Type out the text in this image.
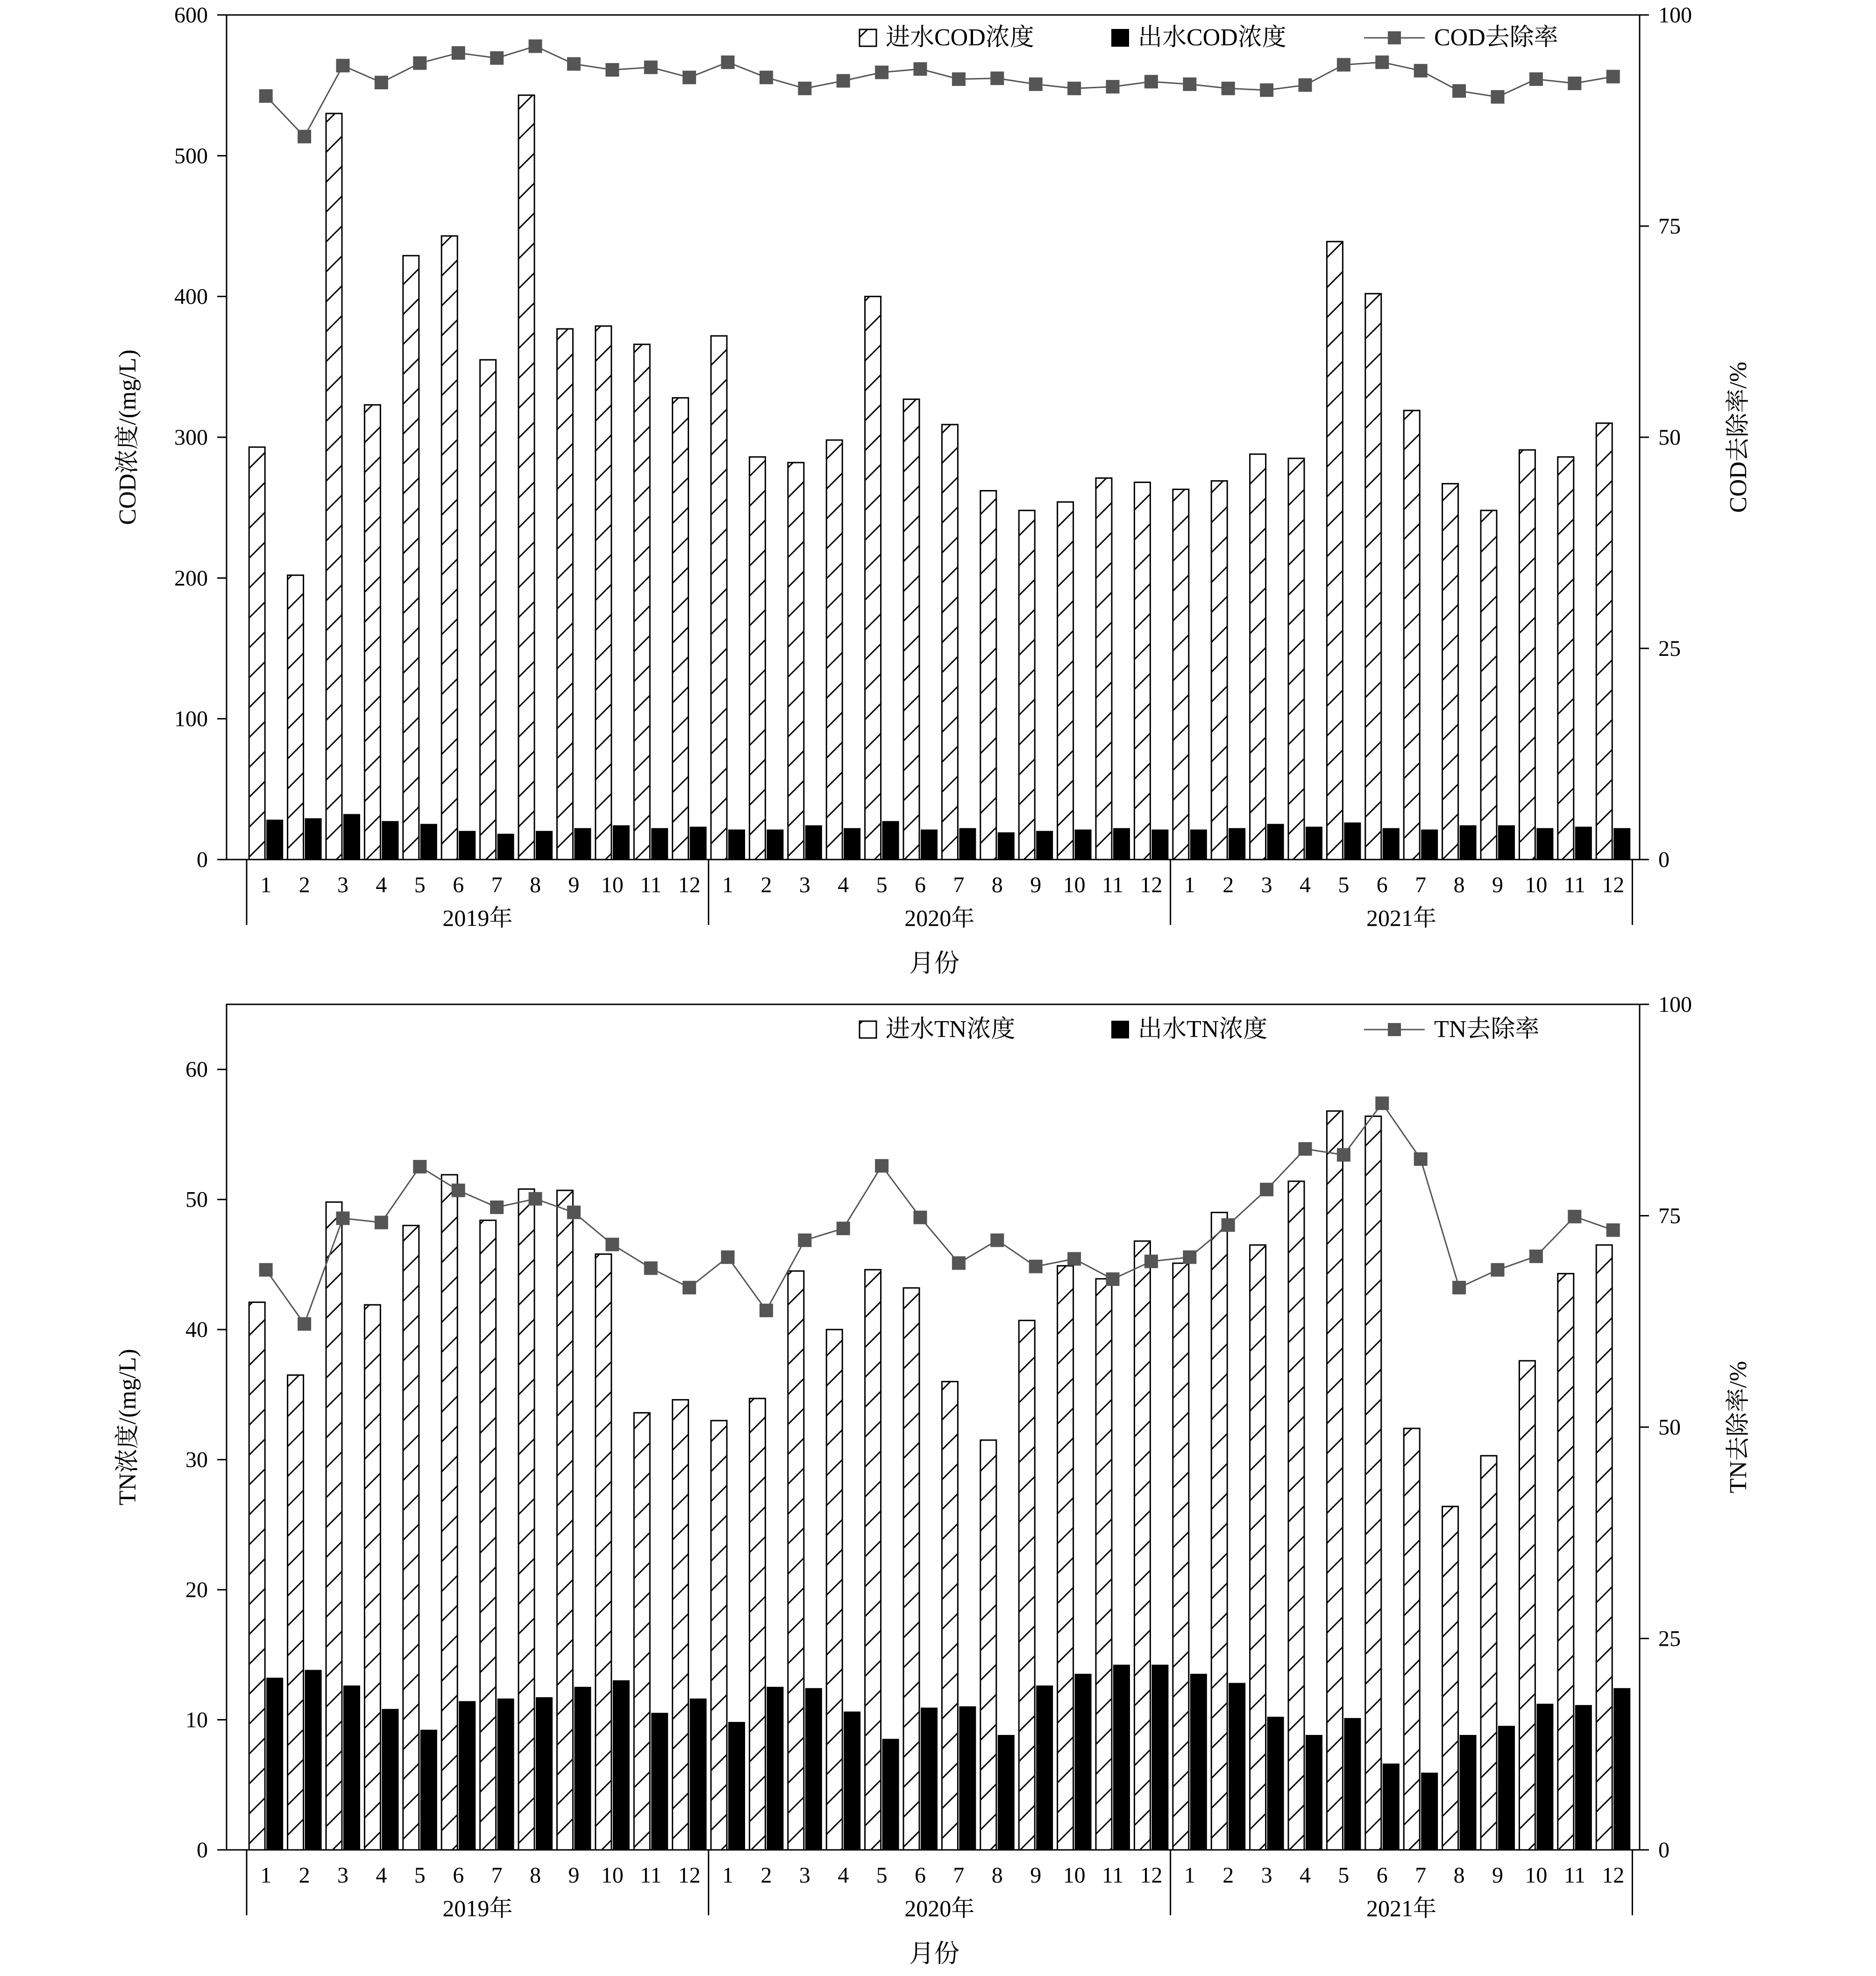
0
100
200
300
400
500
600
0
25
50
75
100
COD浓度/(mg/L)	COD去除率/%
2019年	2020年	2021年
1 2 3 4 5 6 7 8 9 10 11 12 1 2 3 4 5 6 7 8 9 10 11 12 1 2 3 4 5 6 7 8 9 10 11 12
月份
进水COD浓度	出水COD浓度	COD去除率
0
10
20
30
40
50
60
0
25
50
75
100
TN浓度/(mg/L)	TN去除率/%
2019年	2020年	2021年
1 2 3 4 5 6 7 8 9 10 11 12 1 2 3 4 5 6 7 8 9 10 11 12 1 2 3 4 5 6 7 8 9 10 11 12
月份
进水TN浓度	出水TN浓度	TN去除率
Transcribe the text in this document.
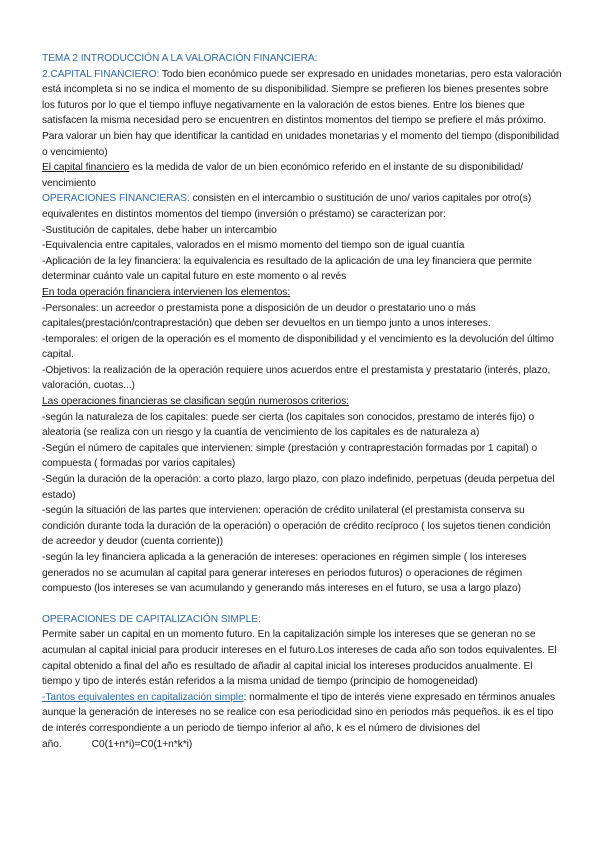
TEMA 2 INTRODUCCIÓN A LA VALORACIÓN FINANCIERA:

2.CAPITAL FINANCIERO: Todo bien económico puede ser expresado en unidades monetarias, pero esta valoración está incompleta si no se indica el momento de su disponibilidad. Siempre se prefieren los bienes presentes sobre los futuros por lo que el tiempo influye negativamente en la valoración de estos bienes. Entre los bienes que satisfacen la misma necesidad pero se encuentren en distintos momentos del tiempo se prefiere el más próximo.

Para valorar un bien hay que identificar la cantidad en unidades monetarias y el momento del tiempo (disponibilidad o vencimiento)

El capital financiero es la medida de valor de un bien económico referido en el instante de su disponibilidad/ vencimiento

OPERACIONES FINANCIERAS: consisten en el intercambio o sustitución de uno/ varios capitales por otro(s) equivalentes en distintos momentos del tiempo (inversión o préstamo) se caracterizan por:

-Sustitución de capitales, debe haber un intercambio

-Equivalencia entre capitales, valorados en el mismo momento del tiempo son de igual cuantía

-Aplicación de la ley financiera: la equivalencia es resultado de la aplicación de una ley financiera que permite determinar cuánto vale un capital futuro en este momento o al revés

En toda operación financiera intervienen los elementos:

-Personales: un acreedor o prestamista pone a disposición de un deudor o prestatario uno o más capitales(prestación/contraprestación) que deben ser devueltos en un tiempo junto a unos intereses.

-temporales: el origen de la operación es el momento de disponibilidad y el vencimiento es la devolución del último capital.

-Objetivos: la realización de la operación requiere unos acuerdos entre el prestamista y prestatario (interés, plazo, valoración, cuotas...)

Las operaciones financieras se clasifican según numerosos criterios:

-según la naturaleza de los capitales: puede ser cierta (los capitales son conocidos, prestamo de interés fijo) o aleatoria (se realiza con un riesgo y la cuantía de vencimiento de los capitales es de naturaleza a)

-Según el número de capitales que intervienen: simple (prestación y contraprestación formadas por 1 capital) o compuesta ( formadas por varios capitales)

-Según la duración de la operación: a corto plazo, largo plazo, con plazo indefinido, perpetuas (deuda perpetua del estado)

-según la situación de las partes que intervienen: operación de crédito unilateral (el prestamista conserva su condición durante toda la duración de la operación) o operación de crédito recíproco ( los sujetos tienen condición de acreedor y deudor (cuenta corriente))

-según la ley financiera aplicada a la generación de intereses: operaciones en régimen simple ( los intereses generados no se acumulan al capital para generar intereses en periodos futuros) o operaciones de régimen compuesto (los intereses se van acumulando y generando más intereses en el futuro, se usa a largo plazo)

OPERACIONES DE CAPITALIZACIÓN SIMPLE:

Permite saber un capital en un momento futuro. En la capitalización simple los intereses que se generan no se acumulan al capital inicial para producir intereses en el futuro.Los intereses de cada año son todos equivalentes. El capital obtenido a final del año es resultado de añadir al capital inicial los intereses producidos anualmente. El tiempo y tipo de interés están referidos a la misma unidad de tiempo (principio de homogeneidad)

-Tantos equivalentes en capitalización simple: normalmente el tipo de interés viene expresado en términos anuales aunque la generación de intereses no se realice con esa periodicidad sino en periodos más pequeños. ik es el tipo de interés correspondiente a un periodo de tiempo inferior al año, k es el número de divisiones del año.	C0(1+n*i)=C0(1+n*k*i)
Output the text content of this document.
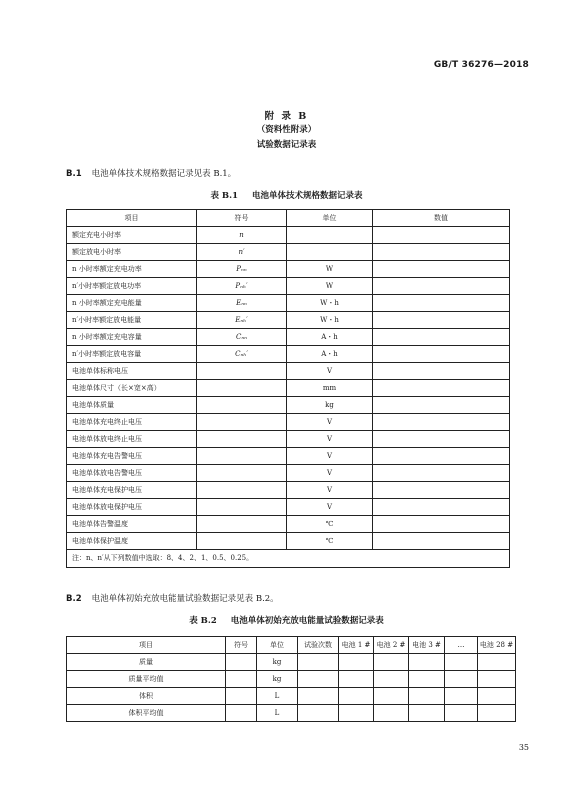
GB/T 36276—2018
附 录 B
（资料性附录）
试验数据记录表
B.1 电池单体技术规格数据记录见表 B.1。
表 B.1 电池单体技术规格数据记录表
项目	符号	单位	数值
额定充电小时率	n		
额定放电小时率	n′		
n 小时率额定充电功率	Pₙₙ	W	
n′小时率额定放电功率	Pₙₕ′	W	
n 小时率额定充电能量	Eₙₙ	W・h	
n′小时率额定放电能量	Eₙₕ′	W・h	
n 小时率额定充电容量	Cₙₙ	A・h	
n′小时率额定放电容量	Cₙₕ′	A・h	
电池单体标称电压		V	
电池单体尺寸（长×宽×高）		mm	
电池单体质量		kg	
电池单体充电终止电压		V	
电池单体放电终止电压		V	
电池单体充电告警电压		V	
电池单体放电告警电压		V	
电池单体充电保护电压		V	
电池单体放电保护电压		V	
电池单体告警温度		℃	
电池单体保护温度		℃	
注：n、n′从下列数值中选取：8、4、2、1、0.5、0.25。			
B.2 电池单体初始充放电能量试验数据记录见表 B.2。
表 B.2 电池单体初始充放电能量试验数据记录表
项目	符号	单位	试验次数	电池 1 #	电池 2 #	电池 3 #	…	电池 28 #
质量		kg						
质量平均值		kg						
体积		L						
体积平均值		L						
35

▬▬▬

● Work instructions
Reproduce the whole listing word for word, setting aside any pictures.

● Right answer
Type out the text in this image.
0
100
200
300
400
500
600
0
25
50
75
100
COD浓度/(mg/L)	COD去除率/%
2019年	2020年	2021年
1 2 3 4 5 6 7 8 9 10 11 12 1 2 3 4 5 6 7 8 9 10 11 12 1 2 3 4 5 6 7 8 9 10 11 12
月份
进水COD浓度	出水COD浓度	COD去除率
0
10
20
30
40
50
60
0
25
50
75
100
TN浓度/(mg/L)	TN去除率/%
2019年	2020年	2021年
1 2 3 4 5 6 7 8 9 10 11 12 1 2 3 4 5 6 7 8 9 10 11 12 1 2 3 4 5 6 7 8 9 10 11 12
月份
进水TN浓度	出水TN浓度	TN去除率
Transcribe the text in this document.
TEMA 2 INTRODUCCIÓN A LA VALORACIÓN FINANCIERA:

2.CAPITAL FINANCIERO: Todo bien económico puede ser expresado en unidades monetarias, pero esta valoración está incompleta si no se indica el momento de su disponibilidad. Siempre se prefieren los bienes presentes sobre los futuros por lo que el tiempo influye negativamente en la valoración de estos bienes. Entre los bienes que satisfacen la misma necesidad pero se encuentren en distintos momentos del tiempo se prefiere el más próximo.

Para valorar un bien hay que identificar la cantidad en unidades monetarias y el momento del tiempo (disponibilidad o vencimiento)

El capital financiero es la medida de valor de un bien económico referido en el instante de su disponibilidad/ vencimiento

OPERACIONES FINANCIERAS: consisten en el intercambio o sustitución de uno/ varios capitales por otro(s) equivalentes en distintos momentos del tiempo (inversión o préstamo) se caracterizan por:

-Sustitución de capitales, debe haber un intercambio

-Equivalencia entre capitales, valorados en el mismo momento del tiempo son de igual cuantía

-Aplicación de la ley financiera: la equivalencia es resultado de la aplicación de una ley financiera que permite determinar cuánto vale un capital futuro en este momento o al revés

En toda operación financiera intervienen los elementos:

-Personales: un acreedor o prestamista pone a disposición de un deudor o prestatario uno o más capitales(prestación/contraprestación) que deben ser devueltos en un tiempo junto a unos intereses.

-temporales: el origen de la operación es el momento de disponibilidad y el vencimiento es la devolución del último capital.

-Objetivos: la realización de la operación requiere unos acuerdos entre el prestamista y prestatario (interés, plazo, valoración, cuotas...)

Las operaciones financieras se clasifican según numerosos criterios:

-según la naturaleza de los capitales: puede ser cierta (los capitales son conocidos, prestamo de interés fijo) o aleatoria (se realiza con un riesgo y la cuantía de vencimiento de los capitales es de naturaleza a)

-Según el número de capitales que intervienen: simple (prestación y contraprestación formadas por 1 capital) o compuesta ( formadas por varios capitales)

-Según la duración de la operación: a corto plazo, largo plazo, con plazo indefinido, perpetuas (deuda perpetua del estado)

-según la situación de las partes que intervienen: operación de crédito unilateral (el prestamista conserva su condición durante toda la duración de la operación) o operación de crédito recíproco ( los sujetos tienen condición de acreedor y deudor (cuenta corriente))

-según la ley financiera aplicada a la generación de intereses: operaciones en régimen simple ( los intereses generados no se acumulan al capital para generar intereses en periodos futuros) o operaciones de régimen compuesto (los intereses se van acumulando y generando más intereses en el futuro, se usa a largo plazo)

OPERACIONES DE CAPITALIZACIÓN SIMPLE:

Permite saber un capital en un momento futuro. En la capitalización simple los intereses que se generan no se acumulan al capital inicial para producir intereses en el futuro.Los intereses de cada año son todos equivalentes. El capital obtenido a final del año es resultado de añadir al capital inicial los intereses producidos anualmente. El tiempo y tipo de interés están referidos a la misma unidad de tiempo (principio de homogeneidad)

-Tantos equivalentes en capitalización simple: normalmente el tipo de interés viene expresado en términos anuales aunque la generación de intereses no se realice con esa periodicidad sino en periodos más pequeños. ik es el tipo de interés correspondiente a un periodo de tiempo inferior al año, k es el número de divisiones del año.	C0(1+n*i)=C0(1+n*k*i)
Output the text content of this document.
GB/T 36276—2018
附 录 B
（资料性附录）
试验数据记录表
B.1 电池单体技术规格数据记录见表 B.1。
表 B.1 电池单体技术规格数据记录表
项目	符号	单位	数值
额定充电小时率	n		
额定放电小时率	n′		
n 小时率额定充电功率	Pₙₙ	W	
n′小时率额定放电功率	Pₙₕ′	W	
n 小时率额定充电能量	Eₙₙ	W・h	
n′小时率额定放电能量	Eₙₕ′	W・h	
n 小时率额定充电容量	Cₙₙ	A・h	
n′小时率额定放电容量	Cₙₕ′	A・h	
电池单体标称电压		V	
电池单体尺寸（长×宽×高）		mm	
电池单体质量		kg	
电池单体充电终止电压		V	
电池单体放电终止电压		V	
电池单体充电告警电压		V	
电池单体放电告警电压		V	
电池单体充电保护电压		V	
电池单体放电保护电压		V	
电池单体告警温度		℃	
电池单体保护温度		℃	
注：n、n′从下列数值中选取：8、4、2、1、0.5、0.25。			
B.2 电池单体初始充放电能量试验数据记录见表 B.2。
表 B.2 电池单体初始充放电能量试验数据记录表
项目	符号	单位	试验次数	电池 1 #	电池 2 #	电池 3 #	…	电池 28 #
质量		kg						
质量平均值		kg						
体积		L						
体积平均值		L						
35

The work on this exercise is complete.